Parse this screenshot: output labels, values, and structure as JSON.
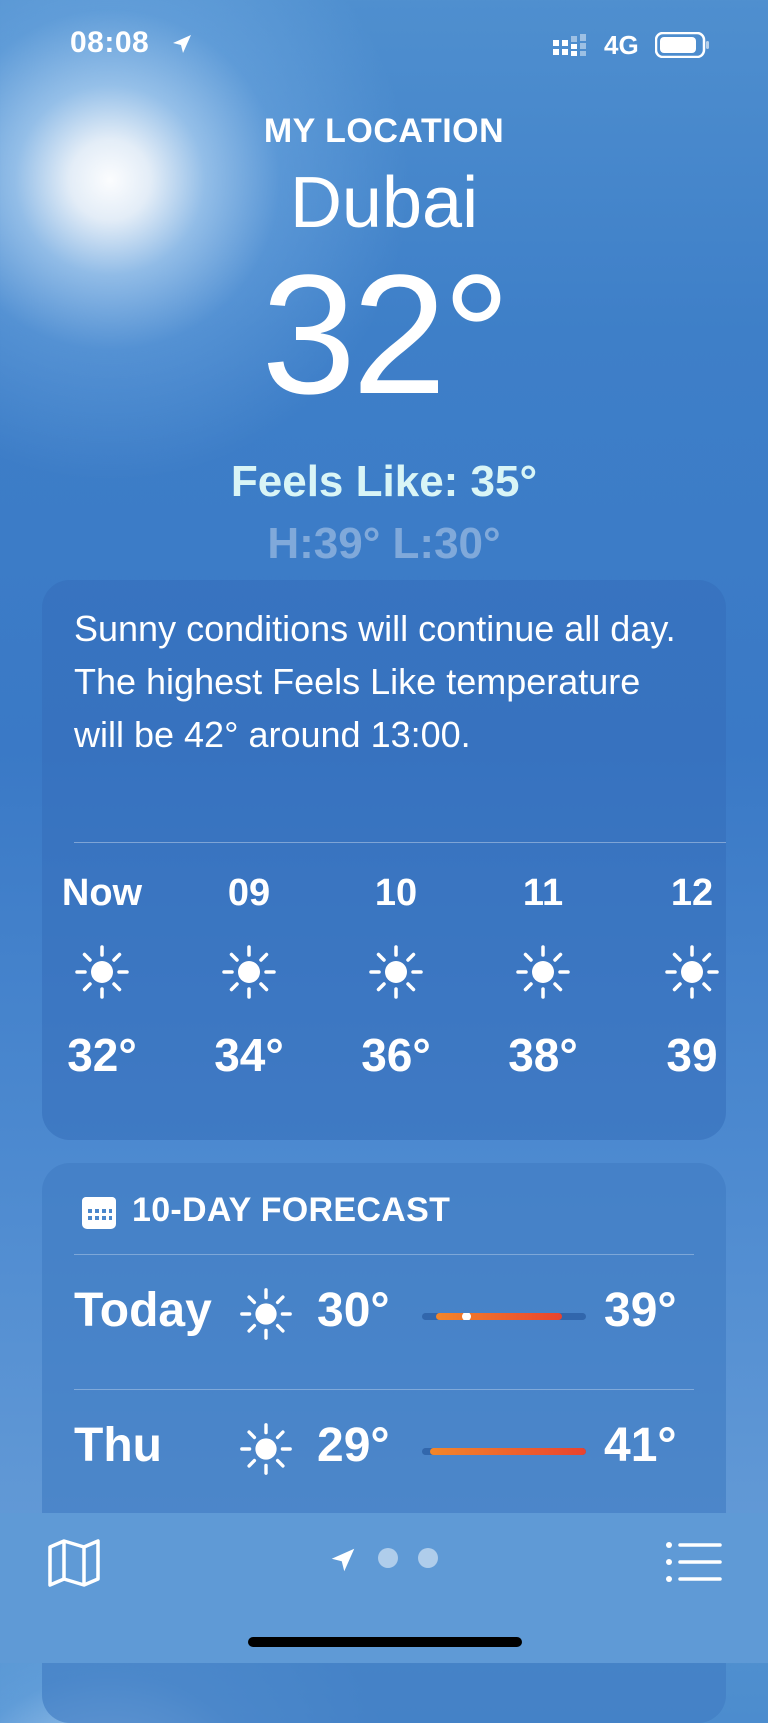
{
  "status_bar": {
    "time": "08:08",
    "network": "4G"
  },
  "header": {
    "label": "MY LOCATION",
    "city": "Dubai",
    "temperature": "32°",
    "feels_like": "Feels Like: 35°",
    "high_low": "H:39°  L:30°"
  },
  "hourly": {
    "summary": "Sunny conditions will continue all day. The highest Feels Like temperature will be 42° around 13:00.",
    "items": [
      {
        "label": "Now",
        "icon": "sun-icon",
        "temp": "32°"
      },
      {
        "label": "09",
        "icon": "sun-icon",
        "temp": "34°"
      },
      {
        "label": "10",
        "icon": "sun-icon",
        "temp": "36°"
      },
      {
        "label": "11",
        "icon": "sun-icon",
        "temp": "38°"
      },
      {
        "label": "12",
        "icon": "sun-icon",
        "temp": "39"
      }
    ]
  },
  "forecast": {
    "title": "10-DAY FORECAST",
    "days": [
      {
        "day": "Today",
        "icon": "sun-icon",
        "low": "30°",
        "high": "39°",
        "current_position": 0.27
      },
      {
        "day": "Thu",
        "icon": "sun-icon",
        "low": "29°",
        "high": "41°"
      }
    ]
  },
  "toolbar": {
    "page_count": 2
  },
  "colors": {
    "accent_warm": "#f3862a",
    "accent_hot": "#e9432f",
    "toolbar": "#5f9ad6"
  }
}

--

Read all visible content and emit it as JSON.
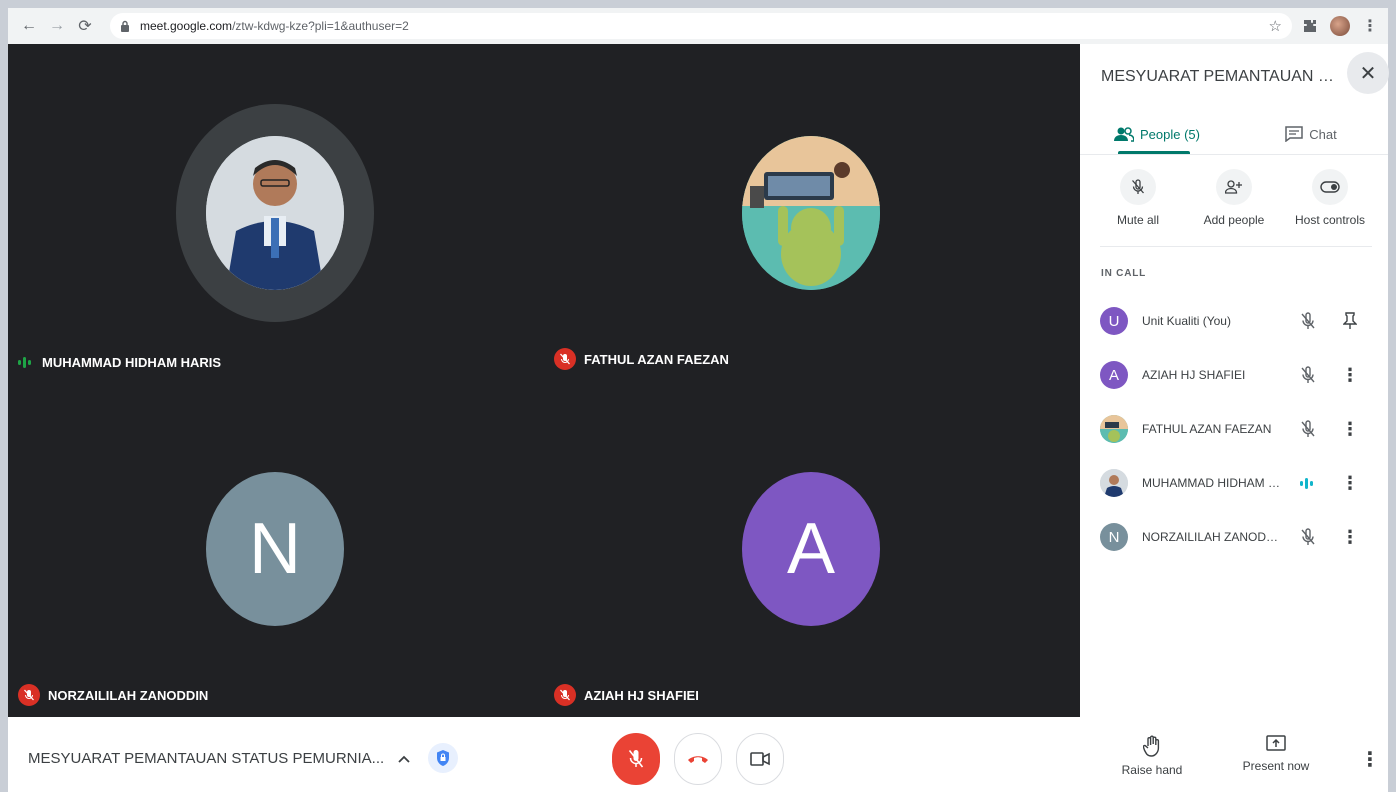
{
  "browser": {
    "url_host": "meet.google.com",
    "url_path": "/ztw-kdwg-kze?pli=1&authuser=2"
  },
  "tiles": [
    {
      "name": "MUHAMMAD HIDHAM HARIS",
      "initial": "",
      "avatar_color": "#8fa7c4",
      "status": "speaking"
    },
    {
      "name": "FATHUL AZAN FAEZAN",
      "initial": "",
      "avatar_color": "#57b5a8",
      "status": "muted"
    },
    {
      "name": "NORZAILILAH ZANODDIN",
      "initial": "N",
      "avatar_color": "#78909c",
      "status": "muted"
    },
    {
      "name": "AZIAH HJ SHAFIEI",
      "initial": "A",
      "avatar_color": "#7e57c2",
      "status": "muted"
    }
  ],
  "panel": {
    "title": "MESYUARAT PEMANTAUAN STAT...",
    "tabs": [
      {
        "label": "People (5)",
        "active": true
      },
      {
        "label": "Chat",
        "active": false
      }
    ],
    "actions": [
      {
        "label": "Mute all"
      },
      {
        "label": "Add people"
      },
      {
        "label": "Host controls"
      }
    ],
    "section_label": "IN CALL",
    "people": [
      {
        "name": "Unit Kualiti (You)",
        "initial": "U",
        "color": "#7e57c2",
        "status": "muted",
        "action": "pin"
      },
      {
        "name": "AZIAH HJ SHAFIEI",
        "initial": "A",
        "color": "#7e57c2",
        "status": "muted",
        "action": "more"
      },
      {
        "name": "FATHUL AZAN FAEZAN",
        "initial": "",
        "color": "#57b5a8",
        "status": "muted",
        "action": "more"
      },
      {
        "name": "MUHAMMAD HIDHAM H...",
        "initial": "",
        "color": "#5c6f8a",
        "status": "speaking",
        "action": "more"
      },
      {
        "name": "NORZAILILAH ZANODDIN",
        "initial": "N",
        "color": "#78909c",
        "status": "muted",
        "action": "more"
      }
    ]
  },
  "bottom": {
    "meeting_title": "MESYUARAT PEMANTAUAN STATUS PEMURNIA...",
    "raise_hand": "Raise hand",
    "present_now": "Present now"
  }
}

...

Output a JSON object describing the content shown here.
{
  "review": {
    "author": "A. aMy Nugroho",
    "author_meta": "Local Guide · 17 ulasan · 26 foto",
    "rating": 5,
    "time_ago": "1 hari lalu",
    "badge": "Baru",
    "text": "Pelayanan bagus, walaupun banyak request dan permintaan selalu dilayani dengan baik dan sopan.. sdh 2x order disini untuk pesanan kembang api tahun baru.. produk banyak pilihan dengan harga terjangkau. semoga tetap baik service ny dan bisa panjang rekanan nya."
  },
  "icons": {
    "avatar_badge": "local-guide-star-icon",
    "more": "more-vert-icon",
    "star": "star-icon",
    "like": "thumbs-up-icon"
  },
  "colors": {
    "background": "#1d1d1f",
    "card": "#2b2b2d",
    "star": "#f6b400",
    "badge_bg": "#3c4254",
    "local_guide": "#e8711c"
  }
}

Required task
Out of the material above, gather each line where "content" appears.

Reply to the exercise
Read all visible content and emit it as JSON.
Output a JSON object describing the content shown here.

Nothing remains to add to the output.